[PROBLEM STATEMENT] Print every record below exactly as written.
━━ ENTRIES ━━
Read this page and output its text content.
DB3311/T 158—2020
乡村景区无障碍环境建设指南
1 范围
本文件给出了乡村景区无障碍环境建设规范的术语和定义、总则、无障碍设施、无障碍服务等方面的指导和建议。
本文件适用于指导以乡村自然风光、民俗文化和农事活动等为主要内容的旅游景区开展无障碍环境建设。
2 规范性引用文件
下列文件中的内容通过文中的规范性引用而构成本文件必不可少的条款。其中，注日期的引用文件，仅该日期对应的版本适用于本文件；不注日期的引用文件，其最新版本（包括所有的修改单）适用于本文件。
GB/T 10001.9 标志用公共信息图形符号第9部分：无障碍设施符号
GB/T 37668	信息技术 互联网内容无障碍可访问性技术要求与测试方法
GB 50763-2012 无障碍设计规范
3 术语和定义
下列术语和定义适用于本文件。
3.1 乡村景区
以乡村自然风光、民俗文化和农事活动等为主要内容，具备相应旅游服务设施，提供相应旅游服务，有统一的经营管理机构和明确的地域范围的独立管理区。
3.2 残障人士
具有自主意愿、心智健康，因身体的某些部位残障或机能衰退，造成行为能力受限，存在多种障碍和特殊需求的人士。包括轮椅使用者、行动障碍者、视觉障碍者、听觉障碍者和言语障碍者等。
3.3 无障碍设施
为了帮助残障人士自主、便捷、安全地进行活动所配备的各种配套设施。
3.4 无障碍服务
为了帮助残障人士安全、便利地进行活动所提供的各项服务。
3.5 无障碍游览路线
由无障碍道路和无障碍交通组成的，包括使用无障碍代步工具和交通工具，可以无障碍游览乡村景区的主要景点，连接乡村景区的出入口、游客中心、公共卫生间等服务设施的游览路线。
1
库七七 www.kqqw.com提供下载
━━━
[THE COMPLETED TASK]
Read this page and output its text content.
DB3311/T 158—2020
乡村景区无障碍环境建设指南
1 范围
本文件给出了乡村景区无障碍环境建设规范的术语和定义、总则、无障碍设施、无障碍服务等方面的指导和建议。
本文件适用于指导以乡村自然风光、民俗文化和农事活动等为主要内容的旅游景区开展无障碍环境建设。
2 规范性引用文件
下列文件中的内容通过文中的规范性引用而构成本文件必不可少的条款。其中，注日期的引用文件，仅该日期对应的版本适用于本文件；不注日期的引用文件，其最新版本（包括所有的修改单）适用于本文件。
GB/T 10001.9 标志用公共信息图形符号第9部分：无障碍设施符号
GB/T 37668	信息技术 互联网内容无障碍可访问性技术要求与测试方法
GB 50763-2012 无障碍设计规范
3 术语和定义
下列术语和定义适用于本文件。
3.1 乡村景区
以乡村自然风光、民俗文化和农事活动等为主要内容，具备相应旅游服务设施，提供相应旅游服务，有统一的经营管理机构和明确的地域范围的独立管理区。
3.2 残障人士
具有自主意愿、心智健康，因身体的某些部位残障或机能衰退，造成行为能力受限，存在多种障碍和特殊需求的人士。包括轮椅使用者、行动障碍者、视觉障碍者、听觉障碍者和言语障碍者等。
3.3 无障碍设施
为了帮助残障人士自主、便捷、安全地进行活动所配备的各种配套设施。
3.4 无障碍服务
为了帮助残障人士安全、便利地进行活动所提供的各项服务。
3.5 无障碍游览路线
由无障碍道路和无障碍交通组成的，包括使用无障碍代步工具和交通工具，可以无障碍游览乡村景区的主要景点，连接乡村景区的出入口、游客中心、公共卫生间等服务设施的游览路线。
1
库七七 www.kqqw.com提供下载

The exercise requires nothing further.